■ **PROBLEM TO SOLVE**: Write the data out again, character for character, with no images.

....

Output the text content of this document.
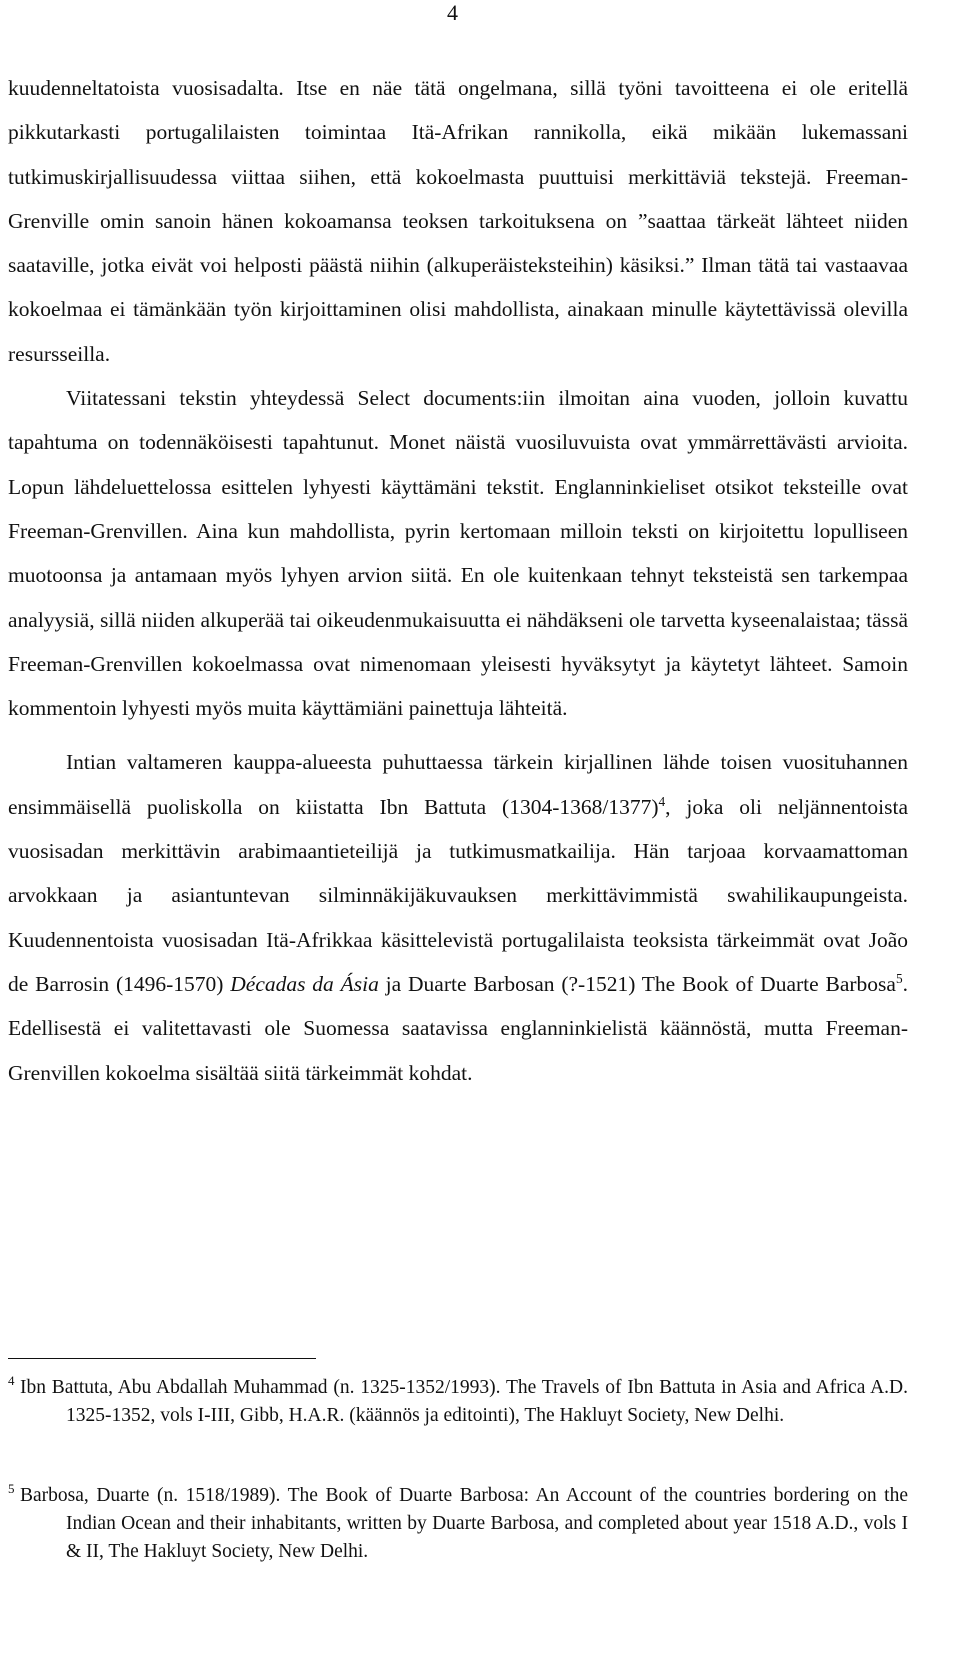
4

kuudenneltatoista vuosisadalta. Itse en näe tätä ongelmana, sillä työni tavoitteena ei ole eritellä pikkutarkasti portugalilaisten toimintaa Itä-Afrikan rannikolla, eikä mikään lukemassani tutkimuskirjallisuudessa viittaa siihen, että kokoelmasta puuttuisi merkittäviä tekstejä. Freeman-Grenville omin sanoin hänen kokoamansa teoksen tarkoituksena on ”saattaa tärkeät lähteet niiden saataville, jotka eivät voi helposti päästä niihin (alkuperäisteksteihin) käsiksi.” Ilman tätä tai vastaavaa kokoelmaa ei tämänkään työn kirjoittaminen olisi mahdollista, ainakaan minulle käytettävissä olevilla resursseilla.

Viitatessani tekstin yhteydessä Select documents:iin ilmoitan aina vuoden, jolloin kuvattu tapahtuma on todennäköisesti tapahtunut. Monet näistä vuosiluvuista ovat ymmärrettävästi arvioita. Lopun lähdeluettelossa esittelen lyhyesti käyttämäni tekstit. Englanninkieliset otsikot teksteille ovat Freeman-Grenvillen. Aina kun mahdollista, pyrin kertomaan milloin teksti on kirjoitettu lopulliseen muotoonsa ja antamaan myös lyhyen arvion siitä. En ole kuitenkaan tehnyt teksteistä sen tarkempaa analyysiä, sillä niiden alkuperää tai oikeudenmukaisuutta ei nähdäkseni ole tarvetta kyseenalaistaa; tässä Freeman-Grenvillen kokoelmassa ovat nimenomaan yleisesti hyväksytyt ja käytetyt lähteet. Samoin kommentoin lyhyesti myös muita käyttämiäni painettuja lähteitä.

Intian valtameren kauppa-alueesta puhuttaessa tärkein kirjallinen lähde toisen vuosituhannen ensimmäisellä puoliskolla on kiistatta Ibn Battuta $(1304-1368/1377)^4$, joka oli neljännentoista vuosisadan merkittävin arabimaantieteilijä ja tutkimusmatkailija. Hän tarjoaa korvaamattoman arvokkaan ja asiantuntevan silminnäkijäkuvauksen merkittävimmistä swahilikaupungeista. Kuudennentoista vuosisadan Itä-Afrikkaa käsittelevistä portugalilaista teoksista tärkeimmät ovat João de Barrosin (1496-1570) Décadas da Ásia ja Duarte Barbosan (?-1521) The Book of Duarte Barbosa$^5$. Edellisestä ei valitettavasti ole Suomessa saatavissa englanninkielistä käännöstä, mutta Freeman-Grenvillen kokoelma sisältää siitä tärkeimmät kohdat.

4 Ibn Battuta, Abu Abdallah Muhammad (n. 1325-1352/1993). The Travels of Ibn Battuta in Asia and Africa A.D. 1325-1352, vols I-III, Gibb, H.A.R. (käännös ja editointi), The Hakluyt Society, New Delhi.
5 Barbosa, Duarte (n. 1518/1989). The Book of Duarte Barbosa: An Account of the countries bordering on the Indian Ocean and their inhabitants, written by Duarte Barbosa, and completed about year 1518 A.D., vols I & II, The Hakluyt Society, New Delhi.
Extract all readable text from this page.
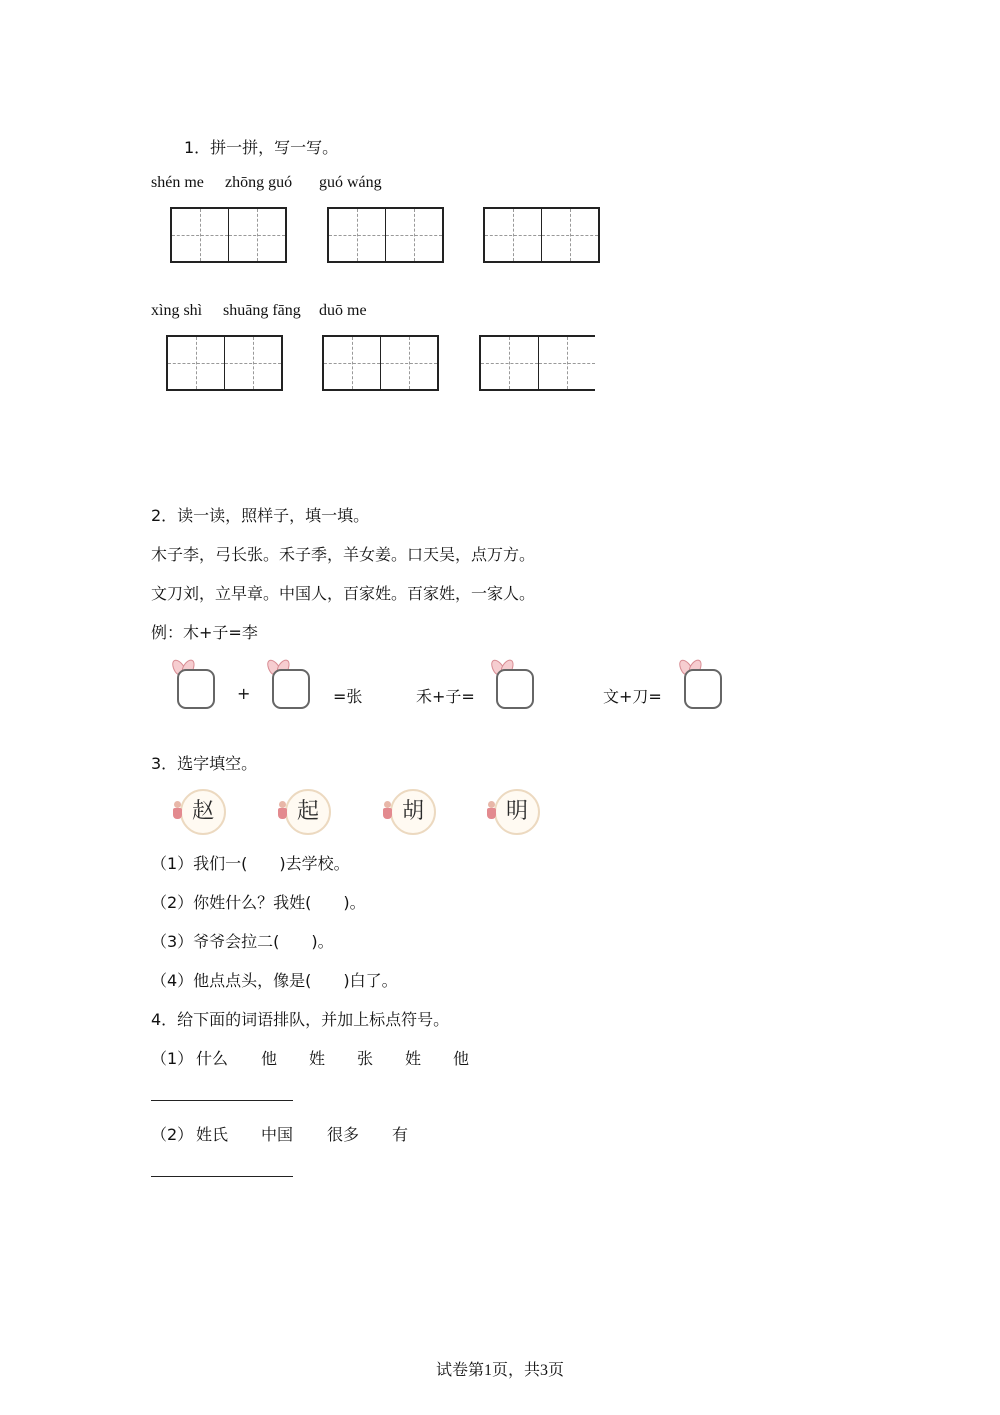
1．拼一拼，写一写。
shén me zhōng guó guó wáng
xìng shì shuāng fāng duō me
2．读一读，照样子，填一填。
木子李，弓长张。禾子季，羊女姜。口天吴，点万方。
文刀刘，立早章。中国人，百家姓。百家姓，一家人。
例：木+子=李
+	=张	禾+子=	文+刀=
3．选字填空。
赵	起	胡	明
（1）我们一(　　)去学校。
（2）你姓什么？我姓(　　)。
（3）爷爷会拉二(　　)。
（4）他点点头，像是(　　)白了。
4．给下面的词语排队，并加上标点符号。
（1） 什么 他 姓 张 姓 他
（2） 姓氏 中国 很多 有
试卷第1页，共3页
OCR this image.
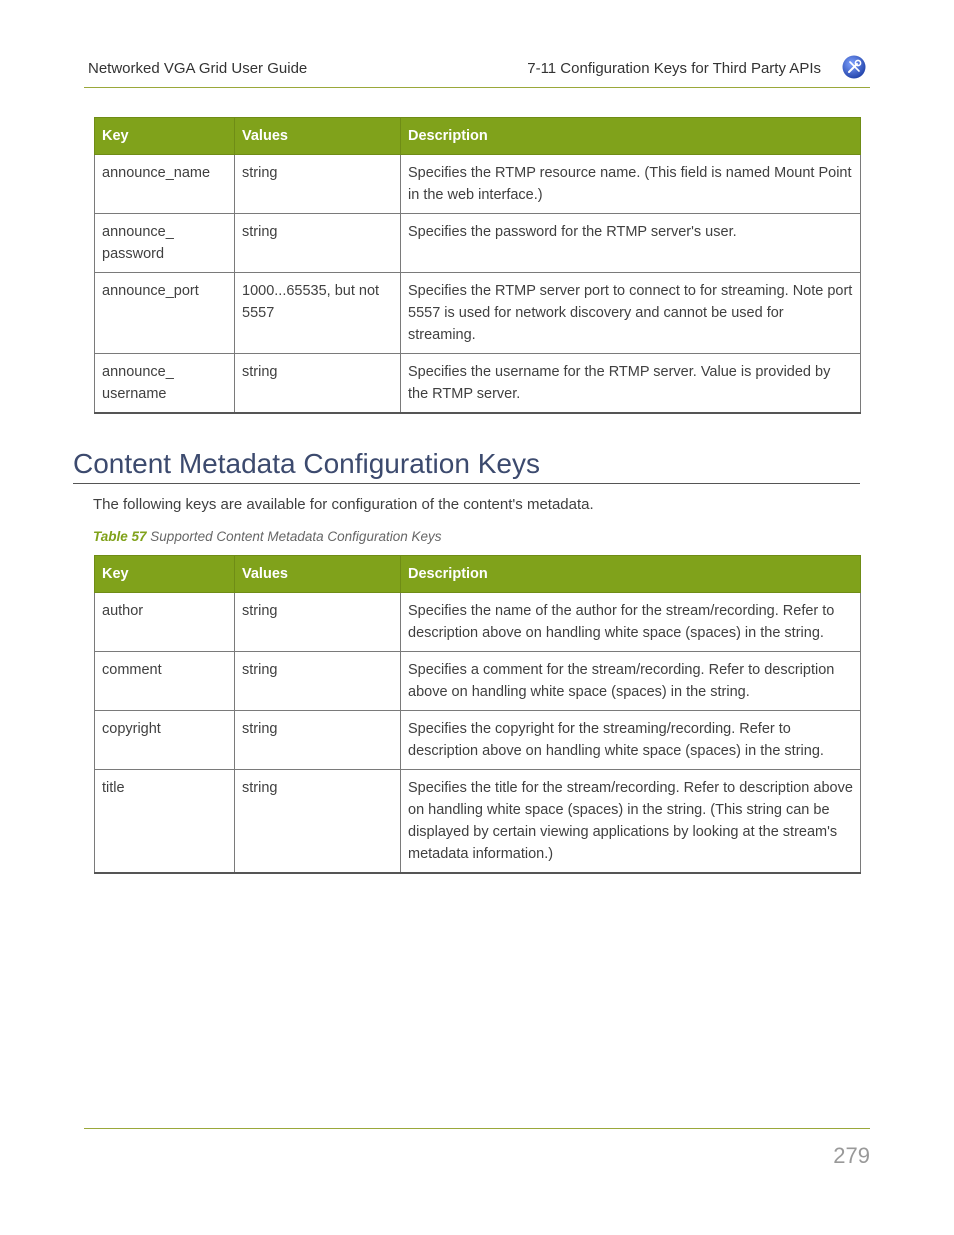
Networked VGA Grid User Guide	7-11 Configuration Keys for Third Party APIs
Key	Values	Description
announce_name	string	Specifies the RTMP resource name. (This field is named Mount Point in the web interface.)
announce_ password	string	Specifies the password for the RTMP server's user.
announce_port	1000...65535, but not 5557	Specifies the RTMP server port to connect to for streaming. Note port 5557 is used for network discovery and cannot be used for streaming.
announce_ username	string	Specifies the username for the RTMP server. Value is provided by the RTMP server.
Content Metadata Configuration Keys
The following keys are available for configuration of the content's metadata.
Table 57 Supported Content Metadata Configuration Keys
Key	Values	Description
author	string	Specifies the name of the author for the stream/recording. Refer to description above on handling white space (spaces) in the string.
comment	string	Specifies a comment for the stream/recording. Refer to description above on handling white space (spaces) in the string.
copyright	string	Specifies the copyright for the streaming/recording. Refer to description above on handling white space (spaces) in the string.
title	string	Specifies the title for the stream/recording. Refer to description above on handling white space (spaces) in the string. (This string can be displayed by certain viewing applications by looking at the stream's metadata information.)
279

....

■ **SOLUTION BELOW**:
Output the text content of this document.
4

kuudenneltatoista vuosisadalta. Itse en näe tätä ongelmana, sillä työni tavoitteena ei ole eritellä pikkutarkasti portugalilaisten toimintaa Itä-Afrikan rannikolla, eikä mikään lukemassani tutkimuskirjallisuudessa viittaa siihen, että kokoelmasta puuttuisi merkittäviä tekstejä. Freeman-Grenville omin sanoin hänen kokoamansa teoksen tarkoituksena on ”saattaa tärkeät lähteet niiden saataville, jotka eivät voi helposti päästä niihin (alkuperäisteksteihin) käsiksi.” Ilman tätä tai vastaavaa kokoelmaa ei tämänkään työn kirjoittaminen olisi mahdollista, ainakaan minulle käytettävissä olevilla resursseilla.

Viitatessani tekstin yhteydessä Select documents:iin ilmoitan aina vuoden, jolloin kuvattu tapahtuma on todennäköisesti tapahtunut. Monet näistä vuosiluvuista ovat ymmärrettävästi arvioita. Lopun lähdeluettelossa esittelen lyhyesti käyttämäni tekstit. Englanninkieliset otsikot teksteille ovat Freeman-Grenvillen. Aina kun mahdollista, pyrin kertomaan milloin teksti on kirjoitettu lopulliseen muotoonsa ja antamaan myös lyhyen arvion siitä. En ole kuitenkaan tehnyt teksteistä sen tarkempaa analyysiä, sillä niiden alkuperää tai oikeudenmukaisuutta ei nähdäkseni ole tarvetta kyseenalaistaa; tässä Freeman-Grenvillen kokoelmassa ovat nimenomaan yleisesti hyväksytyt ja käytetyt lähteet. Samoin kommentoin lyhyesti myös muita käyttämiäni painettuja lähteitä.

Intian valtameren kauppa-alueesta puhuttaessa tärkein kirjallinen lähde toisen vuosituhannen ensimmäisellä puoliskolla on kiistatta Ibn Battuta $(1304-1368/1377)^4$, joka oli neljännentoista vuosisadan merkittävin arabimaantieteilijä ja tutkimusmatkailija. Hän tarjoaa korvaamattoman arvokkaan ja asiantuntevan silminnäkijäkuvauksen merkittävimmistä swahilikaupungeista. Kuudennentoista vuosisadan Itä-Afrikkaa käsittelevistä portugalilaista teoksista tärkeimmät ovat João de Barrosin (1496-1570) Décadas da Ásia ja Duarte Barbosan (?-1521) The Book of Duarte Barbosa$^5$. Edellisestä ei valitettavasti ole Suomessa saatavissa englanninkielistä käännöstä, mutta Freeman-Grenvillen kokoelma sisältää siitä tärkeimmät kohdat.

4 Ibn Battuta, Abu Abdallah Muhammad (n. 1325-1352/1993). The Travels of Ibn Battuta in Asia and Africa A.D. 1325-1352, vols I-III, Gibb, H.A.R. (käännös ja editointi), The Hakluyt Society, New Delhi.
5 Barbosa, Duarte (n. 1518/1989). The Book of Duarte Barbosa: An Account of the countries bordering on the Indian Ocean and their inhabitants, written by Duarte Barbosa, and completed about year 1518 A.D., vols I & II, The Hakluyt Society, New Delhi.
Extract all readable text from this page.
1．拼一拼，写一写。
shén me zhōng guó guó wáng
xìng shì shuāng fāng duō me
2．读一读，照样子，填一填。
木子李，弓长张。禾子季，羊女姜。口天吴，点万方。
文刀刘，立早章。中国人，百家姓。百家姓，一家人。
例：木+子=李
+	=张	禾+子=	文+刀=
3．选字填空。
赵	起	胡	明
（1）我们一(　　)去学校。
（2）你姓什么？我姓(　　)。
（3）爷爷会拉二(　　)。
（4）他点点头，像是(　　)白了。
4．给下面的词语排队，并加上标点符号。
（1） 什么 他 姓 张 姓 他
（2） 姓氏 中国 很多 有
试卷第1页，共3页
OCR this image.
Networked VGA Grid User Guide	7-11 Configuration Keys for Third Party APIs
Key	Values	Description
announce_name	string	Specifies the RTMP resource name. (This field is named Mount Point in the web interface.)
announce_ password	string	Specifies the password for the RTMP server's user.
announce_port	1000...65535, but not 5557	Specifies the RTMP server port to connect to for streaming. Note port 5557 is used for network discovery and cannot be used for streaming.
announce_ username	string	Specifies the username for the RTMP server. Value is provided by the RTMP server.
Content Metadata Configuration Keys
The following keys are available for configuration of the content's metadata.
Table 57 Supported Content Metadata Configuration Keys
Key	Values	Description
author	string	Specifies the name of the author for the stream/recording. Refer to description above on handling white space (spaces) in the string.
comment	string	Specifies a comment for the stream/recording. Refer to description above on handling white space (spaces) in the string.
copyright	string	Specifies the copyright for the streaming/recording. Refer to description above on handling white space (spaces) in the string.
title	string	Specifies the title for the stream/recording. Refer to description above on handling white space (spaces) in the string. (This string can be displayed by certain viewing applications by looking at the stream's metadata information.)
279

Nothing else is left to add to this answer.